• REQUIREMENT
Extract the full listing below without altering a single character.

▽

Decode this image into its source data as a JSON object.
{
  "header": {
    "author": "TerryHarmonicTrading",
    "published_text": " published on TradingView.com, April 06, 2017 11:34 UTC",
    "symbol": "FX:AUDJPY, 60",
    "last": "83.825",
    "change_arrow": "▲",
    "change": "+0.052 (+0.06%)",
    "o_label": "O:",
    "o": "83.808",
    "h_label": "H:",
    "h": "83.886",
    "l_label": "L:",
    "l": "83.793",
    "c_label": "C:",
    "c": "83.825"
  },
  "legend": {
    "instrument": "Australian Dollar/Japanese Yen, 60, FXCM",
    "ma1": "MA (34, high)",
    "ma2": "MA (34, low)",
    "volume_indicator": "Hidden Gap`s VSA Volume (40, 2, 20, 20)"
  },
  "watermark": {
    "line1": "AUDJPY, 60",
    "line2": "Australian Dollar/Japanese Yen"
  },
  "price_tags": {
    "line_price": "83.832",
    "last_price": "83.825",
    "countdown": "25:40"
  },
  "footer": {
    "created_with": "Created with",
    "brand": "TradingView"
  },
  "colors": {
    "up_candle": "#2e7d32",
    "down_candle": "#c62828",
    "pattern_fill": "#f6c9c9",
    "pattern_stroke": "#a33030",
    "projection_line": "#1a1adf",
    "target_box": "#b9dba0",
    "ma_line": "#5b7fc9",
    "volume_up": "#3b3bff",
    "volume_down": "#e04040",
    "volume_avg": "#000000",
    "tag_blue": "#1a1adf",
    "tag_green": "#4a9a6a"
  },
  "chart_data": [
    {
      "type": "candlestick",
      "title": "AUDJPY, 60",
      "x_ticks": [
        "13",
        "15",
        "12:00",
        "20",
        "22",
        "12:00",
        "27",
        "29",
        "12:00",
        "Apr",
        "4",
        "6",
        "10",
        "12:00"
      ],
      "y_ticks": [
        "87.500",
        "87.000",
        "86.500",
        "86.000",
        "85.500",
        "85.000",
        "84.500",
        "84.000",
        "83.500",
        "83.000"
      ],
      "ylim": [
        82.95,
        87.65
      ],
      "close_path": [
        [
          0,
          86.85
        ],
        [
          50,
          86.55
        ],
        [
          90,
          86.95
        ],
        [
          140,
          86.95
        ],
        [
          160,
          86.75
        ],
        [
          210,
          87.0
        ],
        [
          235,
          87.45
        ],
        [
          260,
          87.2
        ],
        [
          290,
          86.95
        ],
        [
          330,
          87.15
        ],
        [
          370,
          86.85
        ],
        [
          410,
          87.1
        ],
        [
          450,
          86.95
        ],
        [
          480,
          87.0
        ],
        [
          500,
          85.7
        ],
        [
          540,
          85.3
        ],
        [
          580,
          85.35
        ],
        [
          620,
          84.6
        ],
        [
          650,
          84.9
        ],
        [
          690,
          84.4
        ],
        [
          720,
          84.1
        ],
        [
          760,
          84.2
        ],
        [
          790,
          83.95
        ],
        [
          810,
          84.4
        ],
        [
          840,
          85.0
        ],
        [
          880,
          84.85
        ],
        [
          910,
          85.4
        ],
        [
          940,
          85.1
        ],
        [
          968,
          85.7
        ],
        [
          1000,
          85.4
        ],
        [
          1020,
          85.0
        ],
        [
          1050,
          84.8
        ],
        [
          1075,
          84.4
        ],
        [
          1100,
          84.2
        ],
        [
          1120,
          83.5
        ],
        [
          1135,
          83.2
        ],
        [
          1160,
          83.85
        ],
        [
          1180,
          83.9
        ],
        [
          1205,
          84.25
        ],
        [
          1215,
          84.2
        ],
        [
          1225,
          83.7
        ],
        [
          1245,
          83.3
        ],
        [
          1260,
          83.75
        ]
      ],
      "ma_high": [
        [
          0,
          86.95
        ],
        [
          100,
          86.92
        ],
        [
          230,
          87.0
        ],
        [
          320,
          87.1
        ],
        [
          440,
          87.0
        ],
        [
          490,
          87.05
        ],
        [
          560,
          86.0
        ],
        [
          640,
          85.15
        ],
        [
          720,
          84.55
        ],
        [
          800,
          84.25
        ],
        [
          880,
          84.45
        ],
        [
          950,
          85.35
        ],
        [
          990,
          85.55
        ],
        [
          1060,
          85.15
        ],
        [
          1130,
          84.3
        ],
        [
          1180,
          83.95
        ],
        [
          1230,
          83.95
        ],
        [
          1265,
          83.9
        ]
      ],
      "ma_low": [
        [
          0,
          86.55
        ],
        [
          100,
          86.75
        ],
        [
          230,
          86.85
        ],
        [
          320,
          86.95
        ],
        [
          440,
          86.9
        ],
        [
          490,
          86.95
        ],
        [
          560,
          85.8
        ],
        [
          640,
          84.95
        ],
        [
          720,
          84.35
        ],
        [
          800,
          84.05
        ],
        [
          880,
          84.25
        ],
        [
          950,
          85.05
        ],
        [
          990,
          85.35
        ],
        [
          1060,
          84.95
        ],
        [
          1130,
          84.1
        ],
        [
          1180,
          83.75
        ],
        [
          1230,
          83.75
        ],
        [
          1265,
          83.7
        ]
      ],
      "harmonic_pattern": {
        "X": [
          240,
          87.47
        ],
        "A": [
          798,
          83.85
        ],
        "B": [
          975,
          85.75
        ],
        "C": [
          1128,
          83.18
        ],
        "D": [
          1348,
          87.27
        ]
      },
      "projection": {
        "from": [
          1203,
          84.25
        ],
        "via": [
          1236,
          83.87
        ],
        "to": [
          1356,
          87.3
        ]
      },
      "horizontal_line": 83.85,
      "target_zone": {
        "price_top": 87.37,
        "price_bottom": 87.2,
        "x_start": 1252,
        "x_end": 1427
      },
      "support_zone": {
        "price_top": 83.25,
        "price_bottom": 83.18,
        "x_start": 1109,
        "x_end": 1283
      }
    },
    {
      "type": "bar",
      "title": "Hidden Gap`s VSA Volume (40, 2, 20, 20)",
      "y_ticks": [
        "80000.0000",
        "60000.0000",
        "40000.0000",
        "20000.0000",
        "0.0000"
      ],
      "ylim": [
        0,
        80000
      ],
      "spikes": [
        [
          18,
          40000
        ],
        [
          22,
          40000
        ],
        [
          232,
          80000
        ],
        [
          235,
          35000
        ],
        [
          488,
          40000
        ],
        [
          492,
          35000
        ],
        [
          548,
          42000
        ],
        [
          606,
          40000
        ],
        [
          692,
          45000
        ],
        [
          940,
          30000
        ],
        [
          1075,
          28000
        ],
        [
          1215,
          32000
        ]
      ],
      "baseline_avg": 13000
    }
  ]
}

△

• CORRECT RESULT
Decode this image into its source data as a JSON object.
{
  "header": {
    "author": "TerryHarmonicTrading",
    "published_text": " published on TradingView.com, April 06, 2017 11:34 UTC",
    "symbol": "FX:AUDJPY, 60",
    "last": "83.825",
    "change_arrow": "▲",
    "change": "+0.052 (+0.06%)",
    "o_label": "O:",
    "o": "83.808",
    "h_label": "H:",
    "h": "83.886",
    "l_label": "L:",
    "l": "83.793",
    "c_label": "C:",
    "c": "83.825"
  },
  "legend": {
    "instrument": "Australian Dollar/Japanese Yen, 60, FXCM",
    "ma1": "MA (34, high)",
    "ma2": "MA (34, low)",
    "volume_indicator": "Hidden Gap`s VSA Volume (40, 2, 20, 20)"
  },
  "watermark": {
    "line1": "AUDJPY, 60",
    "line2": "Australian Dollar/Japanese Yen"
  },
  "price_tags": {
    "line_price": "83.832",
    "last_price": "83.825",
    "countdown": "25:40"
  },
  "footer": {
    "created_with": "Created with",
    "brand": "TradingView"
  },
  "colors": {
    "up_candle": "#2e7d32",
    "down_candle": "#c62828",
    "pattern_fill": "#f6c9c9",
    "pattern_stroke": "#a33030",
    "projection_line": "#1a1adf",
    "target_box": "#b9dba0",
    "ma_line": "#5b7fc9",
    "volume_up": "#3b3bff",
    "volume_down": "#e04040",
    "volume_avg": "#000000",
    "tag_blue": "#1a1adf",
    "tag_green": "#4a9a6a"
  },
  "chart_data": [
    {
      "type": "candlestick",
      "title": "AUDJPY, 60",
      "x_ticks": [
        "13",
        "15",
        "12:00",
        "20",
        "22",
        "12:00",
        "27",
        "29",
        "12:00",
        "Apr",
        "4",
        "6",
        "10",
        "12:00"
      ],
      "y_ticks": [
        "87.500",
        "87.000",
        "86.500",
        "86.000",
        "85.500",
        "85.000",
        "84.500",
        "84.000",
        "83.500",
        "83.000"
      ],
      "ylim": [
        82.95,
        87.65
      ],
      "close_path": [
        [
          0,
          86.85
        ],
        [
          50,
          86.55
        ],
        [
          90,
          86.95
        ],
        [
          140,
          86.95
        ],
        [
          160,
          86.75
        ],
        [
          210,
          87.0
        ],
        [
          235,
          87.45
        ],
        [
          260,
          87.2
        ],
        [
          290,
          86.95
        ],
        [
          330,
          87.15
        ],
        [
          370,
          86.85
        ],
        [
          410,
          87.1
        ],
        [
          450,
          86.95
        ],
        [
          480,
          87.0
        ],
        [
          500,
          85.7
        ],
        [
          540,
          85.3
        ],
        [
          580,
          85.35
        ],
        [
          620,
          84.6
        ],
        [
          650,
          84.9
        ],
        [
          690,
          84.4
        ],
        [
          720,
          84.1
        ],
        [
          760,
          84.2
        ],
        [
          790,
          83.95
        ],
        [
          810,
          84.4
        ],
        [
          840,
          85.0
        ],
        [
          880,
          84.85
        ],
        [
          910,
          85.4
        ],
        [
          940,
          85.1
        ],
        [
          968,
          85.7
        ],
        [
          1000,
          85.4
        ],
        [
          1020,
          85.0
        ],
        [
          1050,
          84.8
        ],
        [
          1075,
          84.4
        ],
        [
          1100,
          84.2
        ],
        [
          1120,
          83.5
        ],
        [
          1135,
          83.2
        ],
        [
          1160,
          83.85
        ],
        [
          1180,
          83.9
        ],
        [
          1205,
          84.25
        ],
        [
          1215,
          84.2
        ],
        [
          1225,
          83.7
        ],
        [
          1245,
          83.3
        ],
        [
          1260,
          83.75
        ]
      ],
      "ma_high": [
        [
          0,
          86.95
        ],
        [
          100,
          86.92
        ],
        [
          230,
          87.0
        ],
        [
          320,
          87.1
        ],
        [
          440,
          87.0
        ],
        [
          490,
          87.05
        ],
        [
          560,
          86.0
        ],
        [
          640,
          85.15
        ],
        [
          720,
          84.55
        ],
        [
          800,
          84.25
        ],
        [
          880,
          84.45
        ],
        [
          950,
          85.35
        ],
        [
          990,
          85.55
        ],
        [
          1060,
          85.15
        ],
        [
          1130,
          84.3
        ],
        [
          1180,
          83.95
        ],
        [
          1230,
          83.95
        ],
        [
          1265,
          83.9
        ]
      ],
      "ma_low": [
        [
          0,
          86.55
        ],
        [
          100,
          86.75
        ],
        [
          230,
          86.85
        ],
        [
          320,
          86.95
        ],
        [
          440,
          86.9
        ],
        [
          490,
          86.95
        ],
        [
          560,
          85.8
        ],
        [
          640,
          84.95
        ],
        [
          720,
          84.35
        ],
        [
          800,
          84.05
        ],
        [
          880,
          84.25
        ],
        [
          950,
          85.05
        ],
        [
          990,
          85.35
        ],
        [
          1060,
          84.95
        ],
        [
          1130,
          84.1
        ],
        [
          1180,
          83.75
        ],
        [
          1230,
          83.75
        ],
        [
          1265,
          83.7
        ]
      ],
      "harmonic_pattern": {
        "X": [
          240,
          87.47
        ],
        "A": [
          798,
          83.85
        ],
        "B": [
          975,
          85.75
        ],
        "C": [
          1128,
          83.18
        ],
        "D": [
          1348,
          87.27
        ]
      },
      "projection": {
        "from": [
          1203,
          84.25
        ],
        "via": [
          1236,
          83.87
        ],
        "to": [
          1356,
          87.3
        ]
      },
      "horizontal_line": 83.85,
      "target_zone": {
        "price_top": 87.37,
        "price_bottom": 87.2,
        "x_start": 1252,
        "x_end": 1427
      },
      "support_zone": {
        "price_top": 83.25,
        "price_bottom": 83.18,
        "x_start": 1109,
        "x_end": 1283
      }
    },
    {
      "type": "bar",
      "title": "Hidden Gap`s VSA Volume (40, 2, 20, 20)",
      "y_ticks": [
        "80000.0000",
        "60000.0000",
        "40000.0000",
        "20000.0000",
        "0.0000"
      ],
      "ylim": [
        0,
        80000
      ],
      "spikes": [
        [
          18,
          40000
        ],
        [
          22,
          40000
        ],
        [
          232,
          80000
        ],
        [
          235,
          35000
        ],
        [
          488,
          40000
        ],
        [
          492,
          35000
        ],
        [
          548,
          42000
        ],
        [
          606,
          40000
        ],
        [
          692,
          45000
        ],
        [
          940,
          30000
        ],
        [
          1075,
          28000
        ],
        [
          1215,
          32000
        ]
      ],
      "baseline_avg": 13000
    }
  ]
}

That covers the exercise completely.